Directive: Your task is to extract every entry that follows word for word while excluding the pictures.

Dataset records:
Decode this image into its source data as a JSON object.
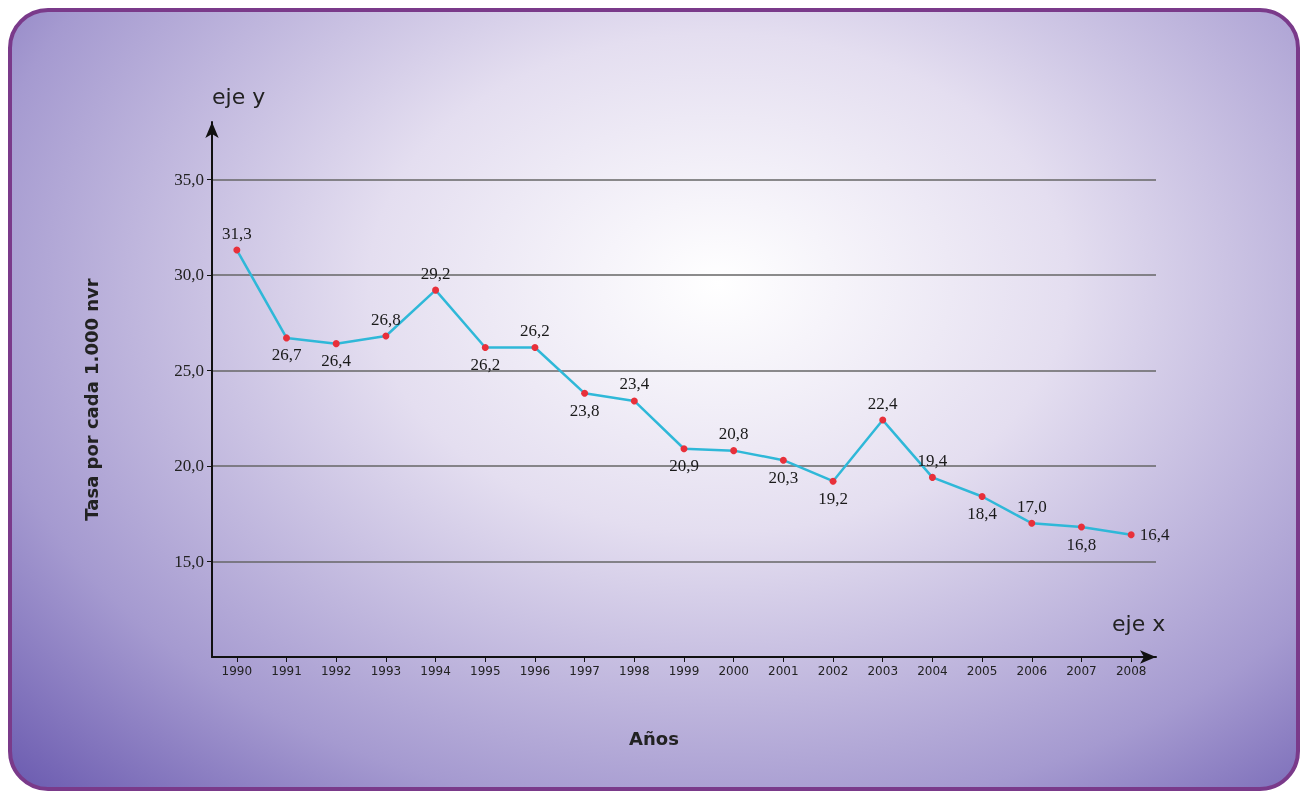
{
  "chart_data": {
    "type": "line",
    "xlabel": "Años",
    "ylabel": "Tasa por cada 1.000 nvr",
    "annotations": [
      "eje y",
      "eje x"
    ],
    "categories": [
      "1990",
      "1991",
      "1992",
      "1993",
      "1994",
      "1995",
      "1996",
      "1997",
      "1998",
      "1999",
      "2000",
      "2001",
      "2002",
      "2003",
      "2004",
      "2005",
      "2006",
      "2007",
      "2008"
    ],
    "series": [
      {
        "color": "#2fb8d8",
        "values": [
          31.3,
          26.7,
          26.4,
          26.8,
          29.2,
          26.2,
          26.2,
          23.8,
          23.4,
          20.9,
          20.8,
          20.3,
          19.2,
          22.4,
          19.4,
          18.4,
          17.0,
          16.8,
          16.4
        ],
        "value_labels": [
          "31,3",
          "26,7",
          "26,4",
          "26,8",
          "29,2",
          "26,2",
          "26,2",
          "23,8",
          "23,4",
          "20,9",
          "20,8",
          "20,3",
          "19,2",
          "22,4",
          "19,4",
          "18,4",
          "17,0",
          "16,8",
          "16,4"
        ]
      }
    ],
    "ylim": [
      10,
      38
    ],
    "yticks": [
      {
        "value": 15,
        "label": "15,0"
      },
      {
        "value": 20,
        "label": "20,0"
      },
      {
        "value": 25,
        "label": "25,0"
      },
      {
        "value": 30,
        "label": "30,0"
      },
      {
        "value": 35,
        "label": "35,0"
      }
    ],
    "grid": "y",
    "marker": "circle",
    "line_style": "solid"
  }
}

Result for this exercise:
Decode this image into its source data as a JSON object.
{
  "chart_data": {
    "type": "line",
    "xlabel": "Años",
    "ylabel": "Tasa por cada 1.000 nvr",
    "annotations": [
      "eje y",
      "eje x"
    ],
    "categories": [
      "1990",
      "1991",
      "1992",
      "1993",
      "1994",
      "1995",
      "1996",
      "1997",
      "1998",
      "1999",
      "2000",
      "2001",
      "2002",
      "2003",
      "2004",
      "2005",
      "2006",
      "2007",
      "2008"
    ],
    "series": [
      {
        "color": "#2fb8d8",
        "values": [
          31.3,
          26.7,
          26.4,
          26.8,
          29.2,
          26.2,
          26.2,
          23.8,
          23.4,
          20.9,
          20.8,
          20.3,
          19.2,
          22.4,
          19.4,
          18.4,
          17.0,
          16.8,
          16.4
        ],
        "value_labels": [
          "31,3",
          "26,7",
          "26,4",
          "26,8",
          "29,2",
          "26,2",
          "26,2",
          "23,8",
          "23,4",
          "20,9",
          "20,8",
          "20,3",
          "19,2",
          "22,4",
          "19,4",
          "18,4",
          "17,0",
          "16,8",
          "16,4"
        ]
      }
    ],
    "ylim": [
      10,
      38
    ],
    "yticks": [
      {
        "value": 15,
        "label": "15,0"
      },
      {
        "value": 20,
        "label": "20,0"
      },
      {
        "value": 25,
        "label": "25,0"
      },
      {
        "value": 30,
        "label": "30,0"
      },
      {
        "value": 35,
        "label": "35,0"
      }
    ],
    "grid": "y",
    "marker": "circle",
    "line_style": "solid"
  }
}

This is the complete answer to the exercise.